### EXERCISE AIM
Extract each line holding the word "umanità" from the entries.

───

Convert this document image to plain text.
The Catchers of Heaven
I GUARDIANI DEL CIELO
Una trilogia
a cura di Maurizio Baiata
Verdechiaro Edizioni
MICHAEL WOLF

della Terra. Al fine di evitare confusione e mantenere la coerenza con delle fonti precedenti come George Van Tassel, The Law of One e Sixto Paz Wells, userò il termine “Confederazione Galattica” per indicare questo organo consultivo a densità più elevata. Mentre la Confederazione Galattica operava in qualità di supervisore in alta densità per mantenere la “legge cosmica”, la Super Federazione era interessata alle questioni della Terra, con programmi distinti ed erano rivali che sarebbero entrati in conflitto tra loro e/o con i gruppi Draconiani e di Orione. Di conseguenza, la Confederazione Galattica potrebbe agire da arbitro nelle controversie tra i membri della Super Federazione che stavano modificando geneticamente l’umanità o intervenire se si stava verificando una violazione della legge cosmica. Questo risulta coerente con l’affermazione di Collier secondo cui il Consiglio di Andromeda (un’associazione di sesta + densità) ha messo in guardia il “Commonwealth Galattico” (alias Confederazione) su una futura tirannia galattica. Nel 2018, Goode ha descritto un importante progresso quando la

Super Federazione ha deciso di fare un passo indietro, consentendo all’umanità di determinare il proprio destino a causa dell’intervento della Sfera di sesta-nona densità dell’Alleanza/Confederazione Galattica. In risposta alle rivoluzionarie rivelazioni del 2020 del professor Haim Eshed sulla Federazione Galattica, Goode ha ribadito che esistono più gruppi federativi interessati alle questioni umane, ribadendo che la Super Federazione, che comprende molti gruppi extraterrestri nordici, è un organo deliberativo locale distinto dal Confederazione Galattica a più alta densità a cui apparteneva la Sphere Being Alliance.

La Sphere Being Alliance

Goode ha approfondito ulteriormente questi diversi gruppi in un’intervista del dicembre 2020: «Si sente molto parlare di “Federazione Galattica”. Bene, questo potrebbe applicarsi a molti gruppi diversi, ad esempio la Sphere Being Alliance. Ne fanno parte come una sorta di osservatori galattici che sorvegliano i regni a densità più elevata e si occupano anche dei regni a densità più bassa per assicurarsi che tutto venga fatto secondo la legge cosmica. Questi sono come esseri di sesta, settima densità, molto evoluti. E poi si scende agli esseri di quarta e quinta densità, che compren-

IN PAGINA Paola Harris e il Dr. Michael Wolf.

───

### REPLY TO THE TASK
della Terra. Al fine di evitare confusione e mantenere la coerenza con delle fonti precedenti come George Van Tassel, The Law of One e Sixto Paz Wells, userò il termine “Confederazione Galattica” per indicare questo organo consultivo a densità più elevata. Mentre la Confederazione Galattica operava in qualità di supervisore in alta densità per mantenere la “legge cosmica”, la Super Federazione era interessata alle questioni della Terra, con programmi distinti ed erano rivali che sarebbero entrati in conflitto tra loro e/o con i gruppi Draconiani e di Orione. Di conseguenza, la Confederazione Galattica potrebbe agire da arbitro nelle controversie tra i membri della Super Federazione che stavano modificando geneticamente l’umanità o intervenire se si stava verificando una violazione della legge cosmica. Questo risulta coerente con l’affermazione di Collier secondo cui il Consiglio di Andromeda (un’associazione di sesta + densità) ha messo in guardia il “Commonwealth Galattico” (alias Confederazione) su una futura tirannia galattica. Nel 2018, Goode ha descritto un importante progresso quando la
Super Federazione ha deciso di fare un passo indietro, consentendo all’umanità di determinare il proprio destino a causa dell’intervento della Sfera di sesta-nona densità dell’Alleanza/Confederazione Galattica. In risposta alle rivoluzionarie rivelazioni del 2020 del professor Haim Eshed sulla Federazione Galattica, Goode ha ribadito che esistono più gruppi federativi interessati alle questioni umane, ribadendo che la Super Federazione, che comprende molti gruppi extraterrestri nordici, è un organo deliberativo locale distinto dal Confederazione Galattica a più alta densità a cui apparteneva la Sphere Being Alliance.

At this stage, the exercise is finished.